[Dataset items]

_____

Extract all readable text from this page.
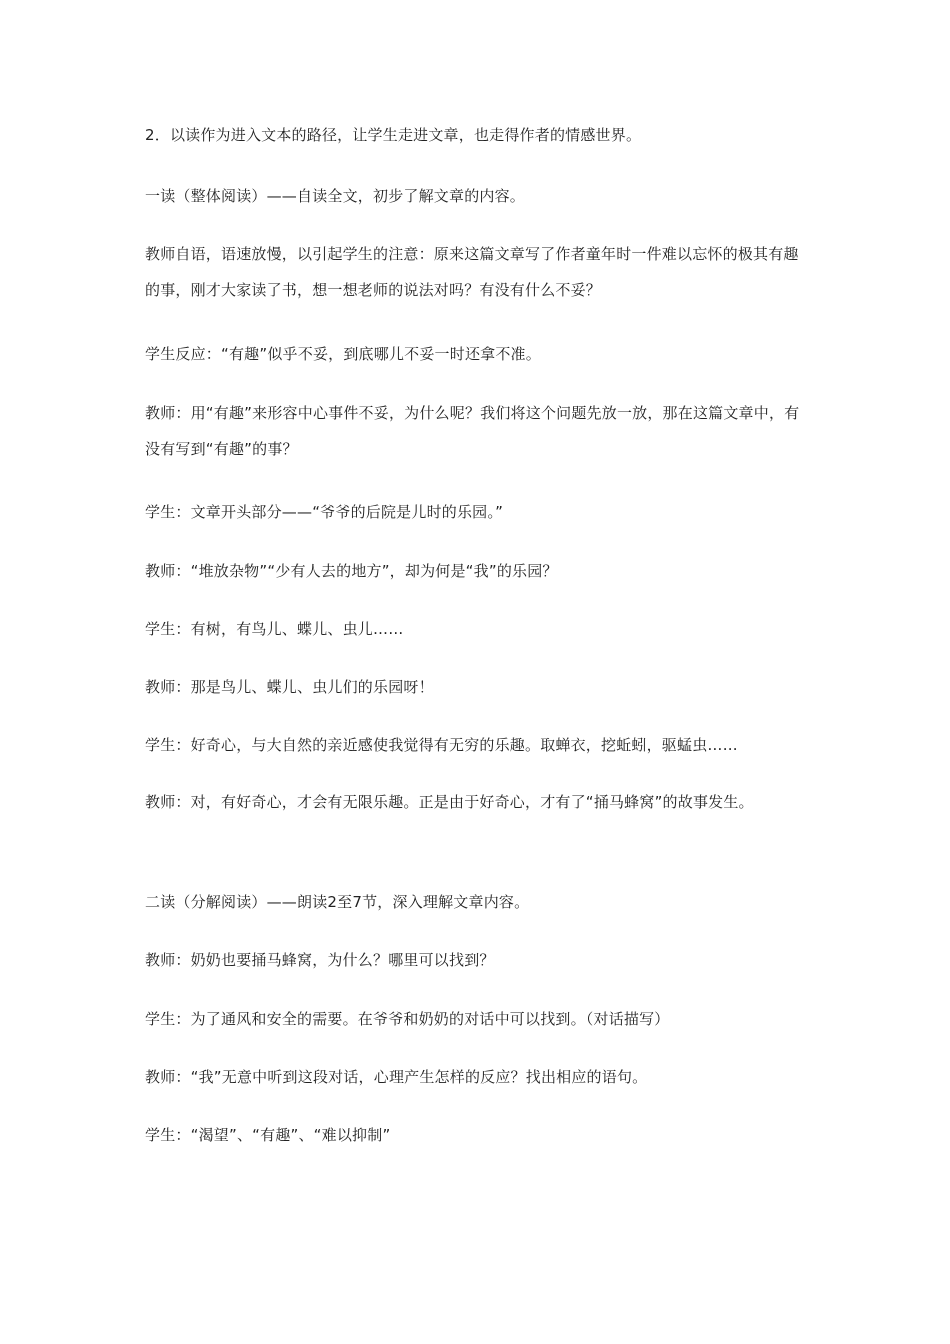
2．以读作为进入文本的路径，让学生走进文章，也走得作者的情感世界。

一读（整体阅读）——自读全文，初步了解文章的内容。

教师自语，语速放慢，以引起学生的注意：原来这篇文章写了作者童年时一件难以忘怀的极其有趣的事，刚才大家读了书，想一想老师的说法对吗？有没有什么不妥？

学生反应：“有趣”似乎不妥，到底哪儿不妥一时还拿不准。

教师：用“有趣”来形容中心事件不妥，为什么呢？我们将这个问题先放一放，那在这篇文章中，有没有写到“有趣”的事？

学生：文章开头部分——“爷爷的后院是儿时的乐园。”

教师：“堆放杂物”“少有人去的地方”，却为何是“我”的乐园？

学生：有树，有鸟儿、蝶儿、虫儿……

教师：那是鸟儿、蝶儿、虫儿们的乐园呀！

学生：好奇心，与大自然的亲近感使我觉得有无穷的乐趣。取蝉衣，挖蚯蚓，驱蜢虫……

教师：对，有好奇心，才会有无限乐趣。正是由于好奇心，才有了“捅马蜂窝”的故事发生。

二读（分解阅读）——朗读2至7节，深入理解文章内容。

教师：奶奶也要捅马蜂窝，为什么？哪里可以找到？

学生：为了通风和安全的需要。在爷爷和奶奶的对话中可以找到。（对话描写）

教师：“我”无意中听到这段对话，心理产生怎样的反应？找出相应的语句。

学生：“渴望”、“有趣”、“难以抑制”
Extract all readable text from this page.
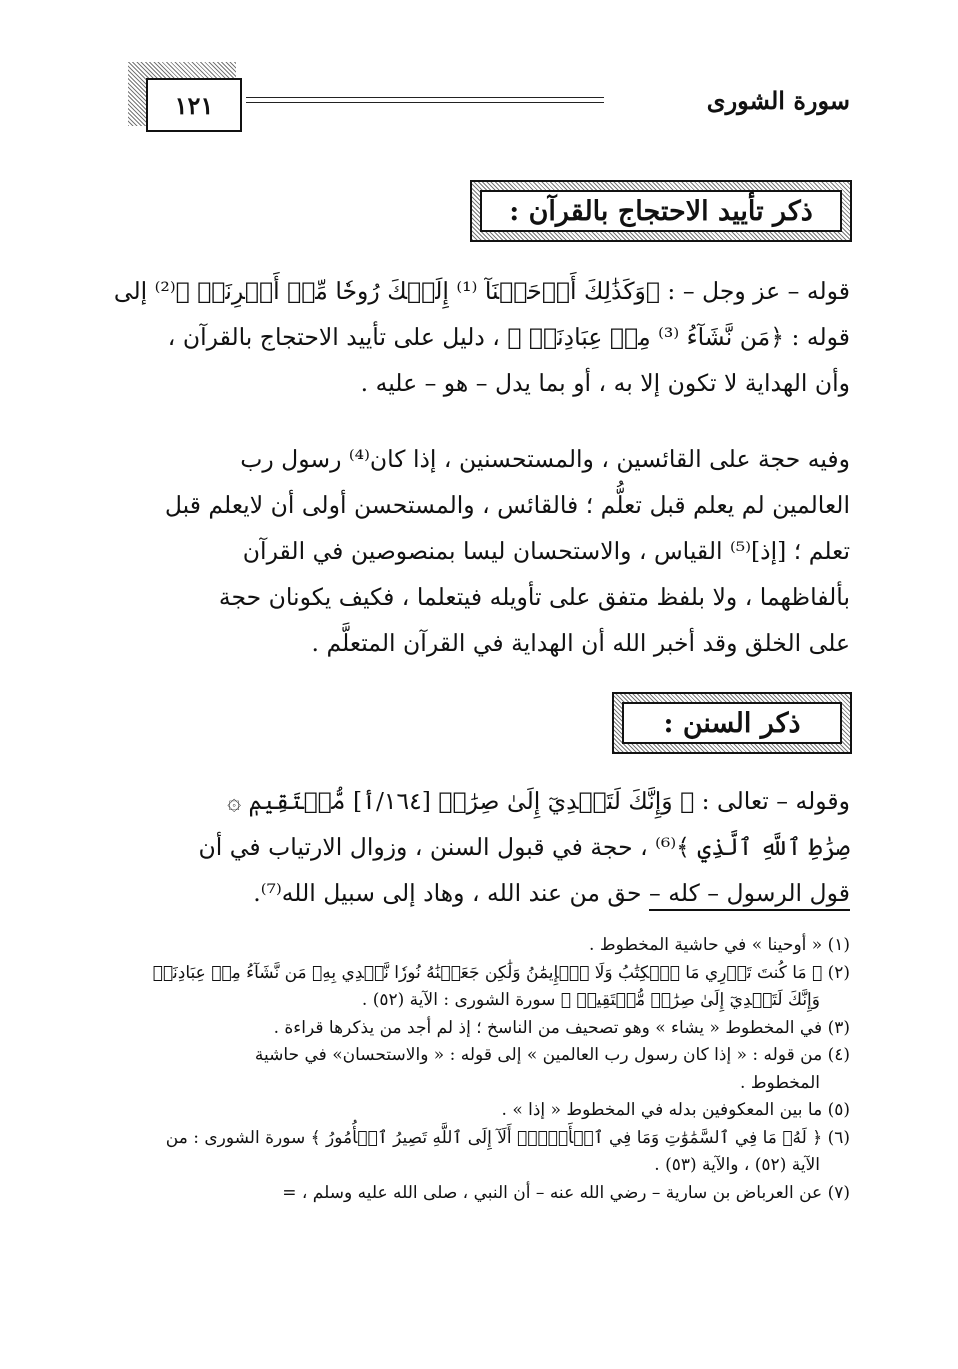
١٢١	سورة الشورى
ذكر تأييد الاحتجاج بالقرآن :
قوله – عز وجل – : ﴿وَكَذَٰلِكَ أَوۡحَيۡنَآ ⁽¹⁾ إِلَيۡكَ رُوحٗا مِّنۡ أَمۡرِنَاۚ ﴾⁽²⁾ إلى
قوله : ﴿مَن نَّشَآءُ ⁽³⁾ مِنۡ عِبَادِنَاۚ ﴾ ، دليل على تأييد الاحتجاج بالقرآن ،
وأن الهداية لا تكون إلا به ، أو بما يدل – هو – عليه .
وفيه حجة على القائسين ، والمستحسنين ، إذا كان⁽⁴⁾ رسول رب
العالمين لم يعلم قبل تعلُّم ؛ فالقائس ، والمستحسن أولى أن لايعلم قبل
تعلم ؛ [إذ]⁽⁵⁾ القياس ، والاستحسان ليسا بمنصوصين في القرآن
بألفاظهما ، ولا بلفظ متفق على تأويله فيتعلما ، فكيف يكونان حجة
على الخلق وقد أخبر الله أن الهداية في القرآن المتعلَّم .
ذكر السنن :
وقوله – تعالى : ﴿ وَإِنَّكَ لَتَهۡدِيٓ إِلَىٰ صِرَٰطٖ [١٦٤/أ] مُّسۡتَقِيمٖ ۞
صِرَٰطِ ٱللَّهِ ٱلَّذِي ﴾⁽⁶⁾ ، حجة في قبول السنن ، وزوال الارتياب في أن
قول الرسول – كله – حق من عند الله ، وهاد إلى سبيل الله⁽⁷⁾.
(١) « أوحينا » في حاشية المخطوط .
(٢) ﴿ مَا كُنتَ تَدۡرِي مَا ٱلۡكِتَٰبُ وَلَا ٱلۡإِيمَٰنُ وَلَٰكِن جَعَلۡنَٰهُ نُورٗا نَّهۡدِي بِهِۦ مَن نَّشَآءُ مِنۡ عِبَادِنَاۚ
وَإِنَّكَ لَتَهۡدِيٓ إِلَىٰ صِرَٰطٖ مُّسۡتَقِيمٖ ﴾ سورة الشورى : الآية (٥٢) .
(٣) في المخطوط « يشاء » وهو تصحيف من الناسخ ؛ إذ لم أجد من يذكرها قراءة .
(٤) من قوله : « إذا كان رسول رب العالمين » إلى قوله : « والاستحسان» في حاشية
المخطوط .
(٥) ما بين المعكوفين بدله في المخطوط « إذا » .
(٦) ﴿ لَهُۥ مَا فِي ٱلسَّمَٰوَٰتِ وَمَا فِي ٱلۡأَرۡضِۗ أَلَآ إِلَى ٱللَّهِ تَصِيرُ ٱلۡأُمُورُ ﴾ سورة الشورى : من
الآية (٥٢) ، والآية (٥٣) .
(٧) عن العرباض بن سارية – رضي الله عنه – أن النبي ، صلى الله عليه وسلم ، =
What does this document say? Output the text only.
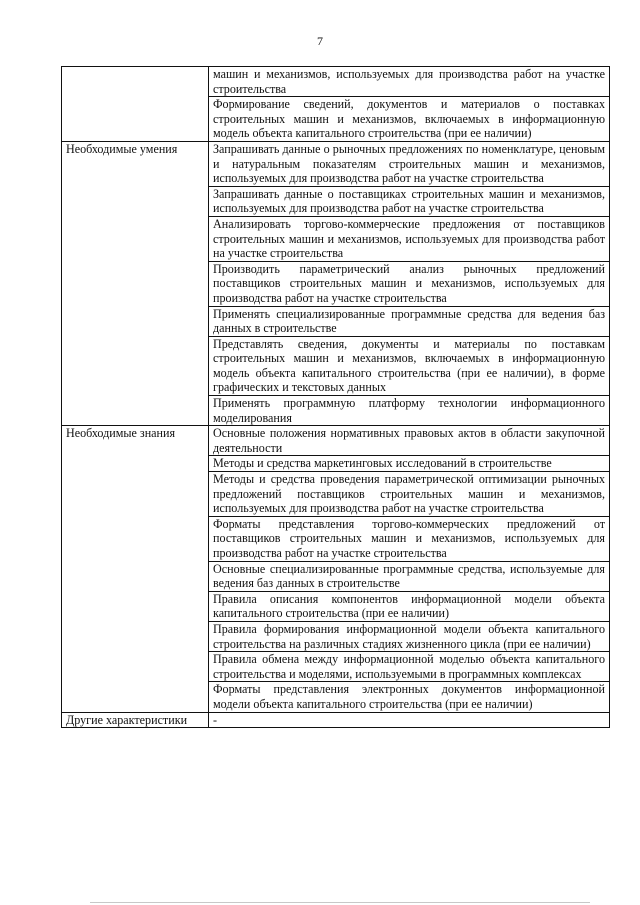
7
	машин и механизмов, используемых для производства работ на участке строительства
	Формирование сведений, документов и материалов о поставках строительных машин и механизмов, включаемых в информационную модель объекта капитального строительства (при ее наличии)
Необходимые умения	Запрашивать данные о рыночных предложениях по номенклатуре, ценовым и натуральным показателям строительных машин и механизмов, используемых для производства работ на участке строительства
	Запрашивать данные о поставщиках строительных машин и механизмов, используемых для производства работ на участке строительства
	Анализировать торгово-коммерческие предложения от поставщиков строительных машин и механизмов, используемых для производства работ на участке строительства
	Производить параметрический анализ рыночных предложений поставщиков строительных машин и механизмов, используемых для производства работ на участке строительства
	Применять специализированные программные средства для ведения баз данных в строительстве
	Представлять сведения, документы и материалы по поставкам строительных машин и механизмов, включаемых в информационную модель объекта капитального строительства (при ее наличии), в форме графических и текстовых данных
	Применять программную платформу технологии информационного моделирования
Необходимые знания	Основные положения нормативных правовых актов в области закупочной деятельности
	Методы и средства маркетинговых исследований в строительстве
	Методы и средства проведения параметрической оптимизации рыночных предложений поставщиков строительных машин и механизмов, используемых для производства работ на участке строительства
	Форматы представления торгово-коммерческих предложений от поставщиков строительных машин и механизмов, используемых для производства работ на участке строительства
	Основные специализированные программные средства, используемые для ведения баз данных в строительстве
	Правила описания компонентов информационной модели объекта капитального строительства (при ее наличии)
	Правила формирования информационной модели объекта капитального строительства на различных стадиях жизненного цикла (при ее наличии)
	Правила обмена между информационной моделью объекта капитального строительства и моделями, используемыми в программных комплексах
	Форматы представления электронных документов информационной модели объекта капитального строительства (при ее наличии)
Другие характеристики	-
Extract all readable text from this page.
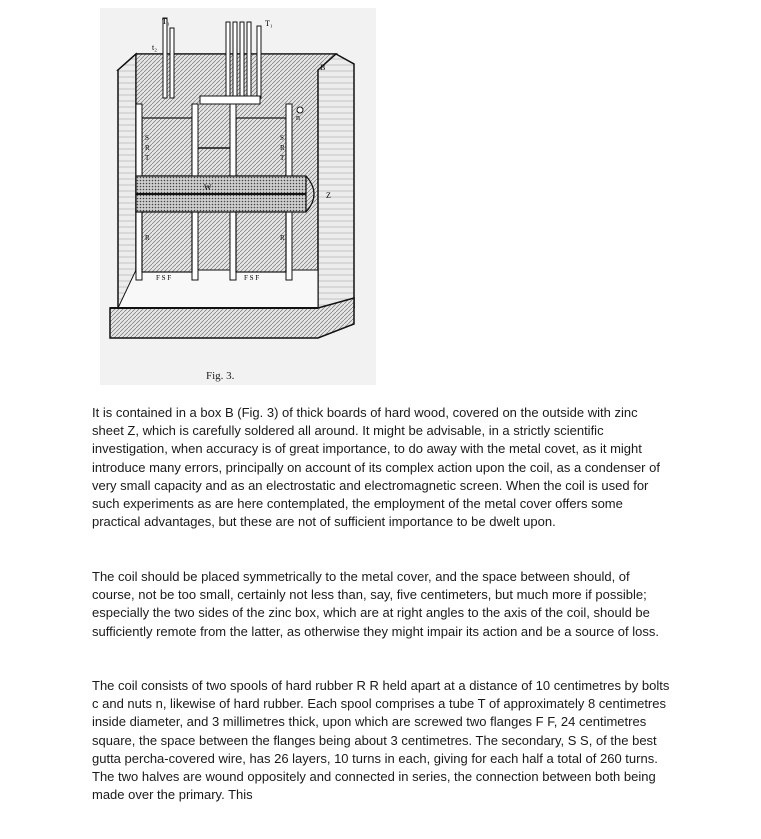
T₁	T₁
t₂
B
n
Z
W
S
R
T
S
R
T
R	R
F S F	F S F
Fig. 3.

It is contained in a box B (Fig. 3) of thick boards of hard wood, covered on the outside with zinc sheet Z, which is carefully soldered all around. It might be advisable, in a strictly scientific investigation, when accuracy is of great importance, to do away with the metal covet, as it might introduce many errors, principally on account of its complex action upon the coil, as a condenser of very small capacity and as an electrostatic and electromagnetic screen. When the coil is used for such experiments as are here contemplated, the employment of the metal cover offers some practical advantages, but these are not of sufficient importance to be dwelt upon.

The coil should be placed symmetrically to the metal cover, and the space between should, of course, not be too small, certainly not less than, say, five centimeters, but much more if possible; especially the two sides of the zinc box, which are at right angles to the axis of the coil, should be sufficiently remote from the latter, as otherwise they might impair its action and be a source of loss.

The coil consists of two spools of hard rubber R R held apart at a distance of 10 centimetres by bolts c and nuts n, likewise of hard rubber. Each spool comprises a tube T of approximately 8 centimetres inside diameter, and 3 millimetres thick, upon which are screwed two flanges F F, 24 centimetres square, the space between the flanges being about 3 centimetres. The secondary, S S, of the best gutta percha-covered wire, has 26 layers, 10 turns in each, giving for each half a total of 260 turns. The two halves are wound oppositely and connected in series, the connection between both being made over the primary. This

_____

WHAT IS EXPECTED: Copy out all lines from the material above that contain the string "торгово".

TASK RESPONSE:
	Анализировать торгово-коммерческие предложения от поставщиков строительных машин и механизмов, используемых для производства работ на участке строительства
	Форматы представления торгово-коммерческих предложений от поставщиков строительных машин и механизмов, используемых для производства работ на участке строительства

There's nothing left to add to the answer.